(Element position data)
......

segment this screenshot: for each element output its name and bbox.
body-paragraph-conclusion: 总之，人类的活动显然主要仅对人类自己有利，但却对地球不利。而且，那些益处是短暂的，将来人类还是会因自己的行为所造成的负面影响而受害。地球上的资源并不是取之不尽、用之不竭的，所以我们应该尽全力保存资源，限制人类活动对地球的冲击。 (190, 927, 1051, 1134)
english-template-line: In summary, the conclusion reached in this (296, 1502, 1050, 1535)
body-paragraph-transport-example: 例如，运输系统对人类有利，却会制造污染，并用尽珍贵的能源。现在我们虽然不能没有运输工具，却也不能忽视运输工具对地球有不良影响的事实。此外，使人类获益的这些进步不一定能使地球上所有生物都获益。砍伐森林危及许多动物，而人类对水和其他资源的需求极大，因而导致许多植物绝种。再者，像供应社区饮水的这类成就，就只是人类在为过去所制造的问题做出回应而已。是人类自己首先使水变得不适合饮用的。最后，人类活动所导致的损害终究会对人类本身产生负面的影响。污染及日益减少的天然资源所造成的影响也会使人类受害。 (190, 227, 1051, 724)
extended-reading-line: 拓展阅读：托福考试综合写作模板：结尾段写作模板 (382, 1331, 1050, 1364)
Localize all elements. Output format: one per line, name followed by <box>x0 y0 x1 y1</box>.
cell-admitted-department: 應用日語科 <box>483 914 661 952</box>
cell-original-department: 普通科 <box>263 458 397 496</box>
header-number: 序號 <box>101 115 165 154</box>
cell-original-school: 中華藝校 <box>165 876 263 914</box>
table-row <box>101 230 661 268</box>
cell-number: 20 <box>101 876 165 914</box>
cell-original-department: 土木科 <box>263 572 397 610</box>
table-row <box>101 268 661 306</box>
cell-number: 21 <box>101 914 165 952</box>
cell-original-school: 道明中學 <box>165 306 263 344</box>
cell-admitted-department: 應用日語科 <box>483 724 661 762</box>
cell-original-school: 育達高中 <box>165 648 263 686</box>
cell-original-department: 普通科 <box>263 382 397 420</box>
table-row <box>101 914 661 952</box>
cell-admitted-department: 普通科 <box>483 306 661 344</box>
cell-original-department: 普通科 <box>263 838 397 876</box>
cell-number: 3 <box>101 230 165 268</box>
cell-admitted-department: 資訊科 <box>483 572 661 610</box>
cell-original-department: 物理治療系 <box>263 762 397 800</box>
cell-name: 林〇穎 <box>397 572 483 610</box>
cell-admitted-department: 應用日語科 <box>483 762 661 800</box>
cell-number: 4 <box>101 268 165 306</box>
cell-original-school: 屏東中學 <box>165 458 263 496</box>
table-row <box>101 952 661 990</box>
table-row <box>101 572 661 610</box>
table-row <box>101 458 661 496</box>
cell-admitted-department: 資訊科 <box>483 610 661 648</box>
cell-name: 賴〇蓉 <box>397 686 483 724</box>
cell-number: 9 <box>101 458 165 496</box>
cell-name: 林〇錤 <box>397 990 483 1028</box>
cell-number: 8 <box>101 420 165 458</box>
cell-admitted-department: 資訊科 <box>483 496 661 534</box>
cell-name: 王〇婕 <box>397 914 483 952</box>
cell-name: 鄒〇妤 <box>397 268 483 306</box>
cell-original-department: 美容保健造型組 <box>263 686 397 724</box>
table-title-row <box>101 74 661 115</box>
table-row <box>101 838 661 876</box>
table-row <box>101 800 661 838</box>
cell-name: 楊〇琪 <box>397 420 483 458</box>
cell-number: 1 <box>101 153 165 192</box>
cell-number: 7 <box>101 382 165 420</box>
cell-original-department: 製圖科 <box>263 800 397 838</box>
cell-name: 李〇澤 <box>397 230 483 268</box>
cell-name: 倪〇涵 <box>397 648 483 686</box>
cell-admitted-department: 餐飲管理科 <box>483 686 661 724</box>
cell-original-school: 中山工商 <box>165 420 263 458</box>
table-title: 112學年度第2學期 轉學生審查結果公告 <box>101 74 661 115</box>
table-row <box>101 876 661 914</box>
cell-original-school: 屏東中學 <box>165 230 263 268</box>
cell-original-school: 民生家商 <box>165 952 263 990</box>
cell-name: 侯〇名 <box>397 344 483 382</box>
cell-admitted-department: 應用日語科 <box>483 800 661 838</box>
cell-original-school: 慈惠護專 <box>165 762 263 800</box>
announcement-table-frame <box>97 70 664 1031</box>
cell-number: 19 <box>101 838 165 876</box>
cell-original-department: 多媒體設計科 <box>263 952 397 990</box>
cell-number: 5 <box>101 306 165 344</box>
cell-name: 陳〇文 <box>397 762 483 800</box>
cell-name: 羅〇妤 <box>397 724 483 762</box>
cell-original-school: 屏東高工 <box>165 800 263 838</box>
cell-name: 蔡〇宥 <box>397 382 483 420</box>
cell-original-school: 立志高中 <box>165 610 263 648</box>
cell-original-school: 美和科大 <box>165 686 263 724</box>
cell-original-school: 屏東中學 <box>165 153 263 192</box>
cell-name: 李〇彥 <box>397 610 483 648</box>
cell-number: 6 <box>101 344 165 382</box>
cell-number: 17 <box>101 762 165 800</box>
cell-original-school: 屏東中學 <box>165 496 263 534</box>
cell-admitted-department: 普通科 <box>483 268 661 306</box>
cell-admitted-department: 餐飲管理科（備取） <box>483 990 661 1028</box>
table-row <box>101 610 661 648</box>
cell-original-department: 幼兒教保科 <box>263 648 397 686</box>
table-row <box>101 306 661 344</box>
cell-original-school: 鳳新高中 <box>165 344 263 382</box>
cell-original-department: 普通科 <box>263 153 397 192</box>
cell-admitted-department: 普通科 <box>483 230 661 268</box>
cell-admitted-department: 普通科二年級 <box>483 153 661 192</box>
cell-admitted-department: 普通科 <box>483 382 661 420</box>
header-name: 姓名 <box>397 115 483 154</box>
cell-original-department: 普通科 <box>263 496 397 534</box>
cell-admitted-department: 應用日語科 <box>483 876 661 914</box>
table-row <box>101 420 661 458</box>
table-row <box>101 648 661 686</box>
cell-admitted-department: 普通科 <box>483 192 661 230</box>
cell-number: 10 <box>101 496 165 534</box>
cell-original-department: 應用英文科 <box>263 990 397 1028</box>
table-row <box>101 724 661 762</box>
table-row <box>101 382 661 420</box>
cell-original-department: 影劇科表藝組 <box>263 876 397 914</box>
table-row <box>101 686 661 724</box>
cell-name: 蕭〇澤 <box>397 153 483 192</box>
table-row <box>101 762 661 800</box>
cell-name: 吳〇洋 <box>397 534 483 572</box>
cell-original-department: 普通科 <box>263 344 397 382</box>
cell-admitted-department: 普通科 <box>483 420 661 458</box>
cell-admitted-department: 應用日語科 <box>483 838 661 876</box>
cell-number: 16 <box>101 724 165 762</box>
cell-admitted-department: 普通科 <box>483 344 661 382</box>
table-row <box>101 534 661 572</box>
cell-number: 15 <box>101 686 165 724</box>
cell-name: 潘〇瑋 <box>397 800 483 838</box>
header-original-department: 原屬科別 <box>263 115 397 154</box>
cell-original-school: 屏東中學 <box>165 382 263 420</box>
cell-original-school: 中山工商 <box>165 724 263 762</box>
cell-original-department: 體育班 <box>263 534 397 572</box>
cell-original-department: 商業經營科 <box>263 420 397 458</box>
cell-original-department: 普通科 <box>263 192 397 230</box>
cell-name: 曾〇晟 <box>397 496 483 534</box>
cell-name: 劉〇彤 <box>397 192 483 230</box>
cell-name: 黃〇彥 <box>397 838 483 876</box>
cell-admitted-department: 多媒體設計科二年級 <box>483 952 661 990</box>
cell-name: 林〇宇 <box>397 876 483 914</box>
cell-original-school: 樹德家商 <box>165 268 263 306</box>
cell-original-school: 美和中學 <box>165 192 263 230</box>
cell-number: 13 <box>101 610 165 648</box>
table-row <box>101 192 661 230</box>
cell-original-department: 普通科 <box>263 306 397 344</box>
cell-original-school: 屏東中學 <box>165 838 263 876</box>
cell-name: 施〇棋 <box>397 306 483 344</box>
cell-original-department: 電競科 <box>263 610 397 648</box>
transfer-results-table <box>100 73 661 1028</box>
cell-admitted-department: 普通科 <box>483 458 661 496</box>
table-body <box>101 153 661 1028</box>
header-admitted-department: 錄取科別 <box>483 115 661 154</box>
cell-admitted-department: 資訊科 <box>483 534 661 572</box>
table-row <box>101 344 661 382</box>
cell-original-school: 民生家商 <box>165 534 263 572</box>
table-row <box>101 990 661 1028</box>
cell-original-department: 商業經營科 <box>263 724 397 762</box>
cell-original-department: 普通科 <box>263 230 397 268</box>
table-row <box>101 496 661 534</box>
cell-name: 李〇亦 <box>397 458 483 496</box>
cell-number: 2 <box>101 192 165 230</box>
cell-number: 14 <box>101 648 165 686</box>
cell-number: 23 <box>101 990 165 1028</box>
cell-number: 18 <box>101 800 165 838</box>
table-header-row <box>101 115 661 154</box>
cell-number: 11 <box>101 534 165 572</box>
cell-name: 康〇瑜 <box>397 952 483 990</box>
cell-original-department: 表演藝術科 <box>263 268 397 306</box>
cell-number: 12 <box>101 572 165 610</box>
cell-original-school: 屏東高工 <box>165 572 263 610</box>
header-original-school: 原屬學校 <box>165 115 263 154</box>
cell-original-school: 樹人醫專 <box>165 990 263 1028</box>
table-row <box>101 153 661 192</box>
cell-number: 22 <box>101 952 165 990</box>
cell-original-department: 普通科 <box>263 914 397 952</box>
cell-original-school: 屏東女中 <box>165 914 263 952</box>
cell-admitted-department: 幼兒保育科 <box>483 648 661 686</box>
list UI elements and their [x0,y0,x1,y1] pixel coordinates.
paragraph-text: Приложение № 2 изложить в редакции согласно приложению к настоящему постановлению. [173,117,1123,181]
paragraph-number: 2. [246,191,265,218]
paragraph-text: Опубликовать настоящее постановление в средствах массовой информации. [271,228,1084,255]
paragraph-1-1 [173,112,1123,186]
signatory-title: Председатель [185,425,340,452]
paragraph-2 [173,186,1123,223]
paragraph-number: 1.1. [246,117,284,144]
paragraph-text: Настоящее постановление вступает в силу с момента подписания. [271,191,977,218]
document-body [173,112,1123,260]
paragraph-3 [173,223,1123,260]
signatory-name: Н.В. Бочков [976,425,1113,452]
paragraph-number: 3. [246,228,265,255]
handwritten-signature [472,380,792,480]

......

Rewrite the records starting at the first line and ending at the line containing "cell-original-department: 土木科 <box>263" as a JSON list of strings, one string per line and no blank lines.

[
  "segment this screenshot: for each element output its name and bbox.",
  "body-paragraph-conclusion: 总之，人类的活动显然主要仅对人类自己有利，但却对地球不利。而且，那些益处是短暂的，将来人类还是会因自己的行为所造成的负面影响而受害。地球上的资源并不是取之不尽、用之不竭的，所以我们应该尽全力保存资源，限制人类活动对地球的冲击。 (190, 927, 1051, 1134)",
  "english-template-line: In summary, the conclusion reached in this (296, 1502, 1050, 1535)",
  "body-paragraph-transport-example: 例如，运输系统对人类有利，却会制造污染，并用尽珍贵的能源。现在我们虽然不能没有运输工具，却也不能忽视运输工具对地球有不良影响的事实。此外，使人类获益的这些进步不一定能使地球上所有生物都获益。砍伐森林危及许多动物，而人类对水和其他资源的需求极大，因而导致许多植物绝种。再者，像供应社区饮水的这类成就，就只是人类在为过去所制造的问题做出回应而已。是人类自己首先使水变得不适合饮用的。最后，人类活动所导致的损害终究会对人类本身产生负面的影响。污染及日益减少的天然资源所造成的影响也会使人类受害。 (190, 227, 1051, 724)",
  "extended-reading-line: 拓展阅读：托福考试综合写作模板：结尾段写作模板 (382, 1331, 1050, 1364)",
  "Localize all elements. Output format: one per line, name followed by <box>x0 y0 x1 y1</box>.",
  "cell-admitted-department: 應用日語科 <box>483 914 661 952</box>",
  "cell-original-department: 普通科 <box>263 458 397 496</box>",
  "header-number: 序號 <box>101 115 165 154</box>",
  "cell-original-school: 中華藝校 <box>165 876 263 914</box>",
  "table-row <box>101 230 661 268</box>",
  "cell-number: 20 <box>101 876 165 914</box>",
  "cell-original-department: 土木科 <box>263 572 397 610</box>"
]